* Exercise requirements: Where a line holds the string "我的大学", return that line.
╭─ Dataset records
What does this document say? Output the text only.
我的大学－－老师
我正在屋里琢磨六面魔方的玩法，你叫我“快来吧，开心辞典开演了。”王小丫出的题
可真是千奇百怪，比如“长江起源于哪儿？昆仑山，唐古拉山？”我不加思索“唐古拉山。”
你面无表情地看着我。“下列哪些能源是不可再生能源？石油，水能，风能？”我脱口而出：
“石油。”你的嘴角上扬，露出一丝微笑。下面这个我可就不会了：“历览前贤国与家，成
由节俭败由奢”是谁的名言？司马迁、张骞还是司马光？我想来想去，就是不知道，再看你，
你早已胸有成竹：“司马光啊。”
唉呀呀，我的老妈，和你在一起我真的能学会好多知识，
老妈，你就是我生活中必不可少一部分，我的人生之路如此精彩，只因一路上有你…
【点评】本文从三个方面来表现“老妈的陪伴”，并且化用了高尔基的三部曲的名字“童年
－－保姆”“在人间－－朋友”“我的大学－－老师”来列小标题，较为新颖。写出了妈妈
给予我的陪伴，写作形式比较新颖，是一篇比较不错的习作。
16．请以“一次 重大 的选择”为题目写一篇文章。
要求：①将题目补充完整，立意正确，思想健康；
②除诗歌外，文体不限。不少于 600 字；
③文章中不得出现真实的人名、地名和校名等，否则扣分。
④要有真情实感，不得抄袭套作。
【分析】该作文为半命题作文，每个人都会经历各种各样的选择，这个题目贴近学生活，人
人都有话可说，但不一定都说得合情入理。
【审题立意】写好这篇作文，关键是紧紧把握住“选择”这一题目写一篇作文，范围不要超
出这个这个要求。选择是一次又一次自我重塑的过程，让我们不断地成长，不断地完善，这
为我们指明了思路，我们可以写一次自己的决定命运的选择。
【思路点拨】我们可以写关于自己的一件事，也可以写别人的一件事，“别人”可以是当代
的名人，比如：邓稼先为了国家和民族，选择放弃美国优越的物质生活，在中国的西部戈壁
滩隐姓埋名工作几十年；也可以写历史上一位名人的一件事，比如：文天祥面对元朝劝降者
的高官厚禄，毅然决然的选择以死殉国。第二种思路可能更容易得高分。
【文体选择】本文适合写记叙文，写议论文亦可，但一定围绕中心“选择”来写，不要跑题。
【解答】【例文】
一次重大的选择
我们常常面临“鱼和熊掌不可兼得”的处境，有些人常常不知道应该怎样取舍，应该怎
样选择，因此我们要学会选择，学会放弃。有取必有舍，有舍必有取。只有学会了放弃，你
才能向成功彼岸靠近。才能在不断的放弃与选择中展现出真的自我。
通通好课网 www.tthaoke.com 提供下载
╰─
* Completed exercise:
我的大学－－老师
－－保姆”“在人间－－朋友”“我的大学－－老师”来列小标题，较为新颖。写出了妈妈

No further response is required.